-- Begin Information provided --

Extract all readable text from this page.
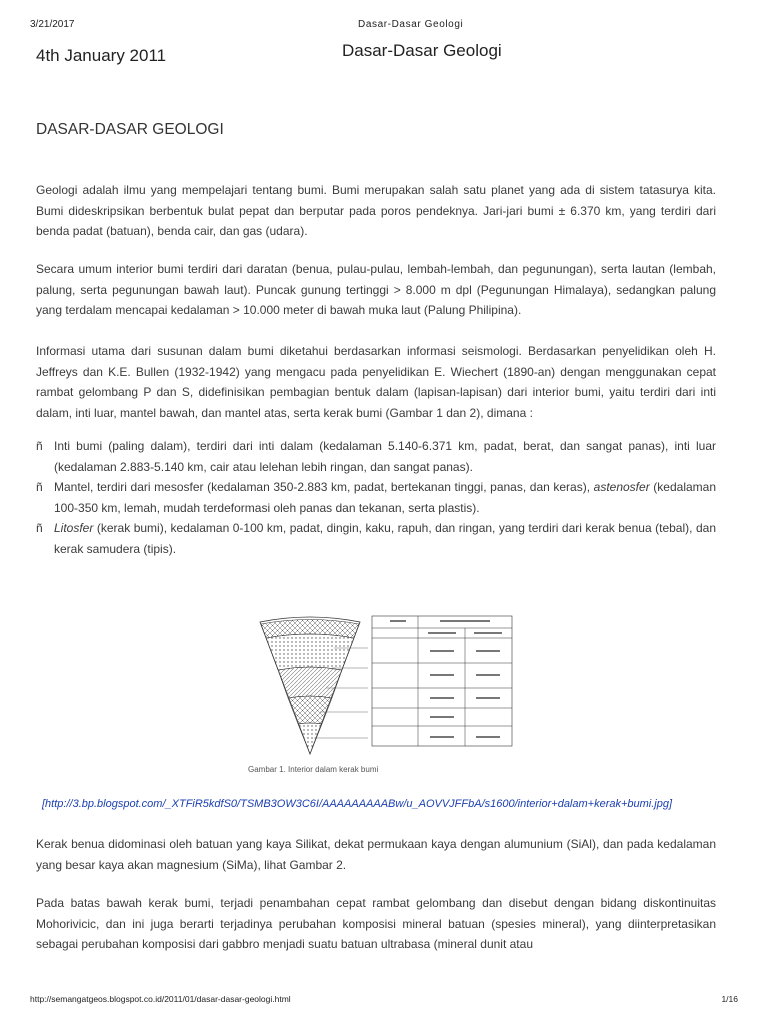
3/21/2017	Dasar-Dasar Geologi
4th January 2011	Dasar-Dasar Geologi
DASAR-DASAR GEOLOGI
Geologi adalah ilmu yang mempelajari tentang bumi. Bumi merupakan salah satu planet yang ada di sistem tatasurya kita. Bumi dideskripsikan berbentuk bulat pepat dan berputar pada poros pendeknya. Jari-jari bumi ± 6.370 km, yang terdiri dari benda padat (batuan), benda cair, dan gas (udara).
Secara umum interior bumi terdiri dari daratan (benua, pulau-pulau, lembah-lembah, dan pegunungan), serta lautan (lembah, palung, serta pegunungan bawah laut). Puncak gunung tertinggi > 8.000 m dpl (Pegunungan Himalaya), sedangkan palung yang terdalam mencapai kedalaman > 10.000 meter di bawah muka laut (Palung Philipina).
Informasi utama dari susunan dalam bumi diketahui berdasarkan informasi seismologi. Berdasarkan penyelidikan oleh H. Jeffreys dan K.E. Bullen (1932-1942) yang mengacu pada penyelidikan E. Wiechert (1890-an) dengan menggunakan cepat rambat gelombang P dan S, didefinisikan pembagian bentuk dalam (lapisan-lapisan) dari interior bumi, yaitu terdiri dari inti dalam, inti luar, mantel bawah, dan mantel atas, serta kerak bumi (Gambar 1 dan 2), dimana :
ñ Inti bumi (paling dalam), terdiri dari inti dalam (kedalaman 5.140-6.371 km, padat, berat, dan sangat panas), inti luar (kedalaman 2.883-5.140 km, cair atau lelehan lebih ringan, dan sangat panas).
ñ Mantel, terdiri dari mesosfer (kedalaman 350-2.883 km, padat, bertekanan tinggi, panas, dan keras), astenosfer (kedalaman 100-350 km, lemah, mudah terdeformasi oleh panas dan tekanan, serta plastis).
ñ Litosfer (kerak bumi), kedalaman 0-100 km, padat, dingin, kaku, rapuh, dan ringan, yang terdiri dari kerak benua (tebal), dan kerak samudera (tipis).
Gambar 1. Interior dalam kerak bumi
[http://3.bp.blogspot.com/_XTFiR5kdfS0/TSMB3OW3C6I/AAAAAAAAABw/u_AOVVJFFbA/s1600/interior+dalam+kerak+bumi.jpg]
Kerak benua didominasi oleh batuan yang kaya Silikat, dekat permukaan kaya dengan alumunium (SiAl), dan pada kedalaman yang besar kaya akan magnesium (SiMa), lihat Gambar 2.
Pada batas bawah kerak bumi, terjadi penambahan cepat rambat gelombang dan disebut dengan bidang diskontinuitas Mohorivicic, dan ini juga berarti terjadinya perubahan komposisi mineral batuan (spesies mineral), yang diinterpretasikan sebagai perubahan komposisi dari gabbro menjadi suatu batuan ultrabasa (mineral dunit atau
http://semangatgeos.blogspot.co.id/2011/01/dasar-dasar-geologi.html	1/16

-- End Information provided --

— What is expected —
Copy the records exactly. Skip the pictures.

— Worked answer —
Extract all readable text from this page.
3/21/2017	Dasar-Dasar Geologi
4th January 2011	Dasar-Dasar Geologi
DASAR-DASAR GEOLOGI
Geologi adalah ilmu yang mempelajari tentang bumi. Bumi merupakan salah satu planet yang ada di sistem tatasurya kita. Bumi dideskripsikan berbentuk bulat pepat dan berputar pada poros pendeknya. Jari-jari bumi ± 6.370 km, yang terdiri dari benda padat (batuan), benda cair, dan gas (udara).
Secara umum interior bumi terdiri dari daratan (benua, pulau-pulau, lembah-lembah, dan pegunungan), serta lautan (lembah, palung, serta pegunungan bawah laut). Puncak gunung tertinggi > 8.000 m dpl (Pegunungan Himalaya), sedangkan palung yang terdalam mencapai kedalaman > 10.000 meter di bawah muka laut (Palung Philipina).
Informasi utama dari susunan dalam bumi diketahui berdasarkan informasi seismologi. Berdasarkan penyelidikan oleh H. Jeffreys dan K.E. Bullen (1932-1942) yang mengacu pada penyelidikan E. Wiechert (1890-an) dengan menggunakan cepat rambat gelombang P dan S, didefinisikan pembagian bentuk dalam (lapisan-lapisan) dari interior bumi, yaitu terdiri dari inti dalam, inti luar, mantel bawah, dan mantel atas, serta kerak bumi (Gambar 1 dan 2), dimana :
ñ Inti bumi (paling dalam), terdiri dari inti dalam (kedalaman 5.140-6.371 km, padat, berat, dan sangat panas), inti luar (kedalaman 2.883-5.140 km, cair atau lelehan lebih ringan, dan sangat panas).
ñ Mantel, terdiri dari mesosfer (kedalaman 350-2.883 km, padat, bertekanan tinggi, panas, dan keras), astenosfer (kedalaman 100-350 km, lemah, mudah terdeformasi oleh panas dan tekanan, serta plastis).
ñ Litosfer (kerak bumi), kedalaman 0-100 km, padat, dingin, kaku, rapuh, dan ringan, yang terdiri dari kerak benua (tebal), dan kerak samudera (tipis).
Gambar 1. Interior dalam kerak bumi
[http://3.bp.blogspot.com/_XTFiR5kdfS0/TSMB3OW3C6I/AAAAAAAAABw/u_AOVVJFFbA/s1600/interior+dalam+kerak+bumi.jpg]
Kerak benua didominasi oleh batuan yang kaya Silikat, dekat permukaan kaya dengan alumunium (SiAl), dan pada kedalaman yang besar kaya akan magnesium (SiMa), lihat Gambar 2.
Pada batas bawah kerak bumi, terjadi penambahan cepat rambat gelombang dan disebut dengan bidang diskontinuitas Mohorivicic, dan ini juga berarti terjadinya perubahan komposisi mineral batuan (spesies mineral), yang diinterpretasikan sebagai perubahan komposisi dari gabbro menjadi suatu batuan ultrabasa (mineral dunit atau
http://semangatgeos.blogspot.co.id/2011/01/dasar-dasar-geologi.html	1/16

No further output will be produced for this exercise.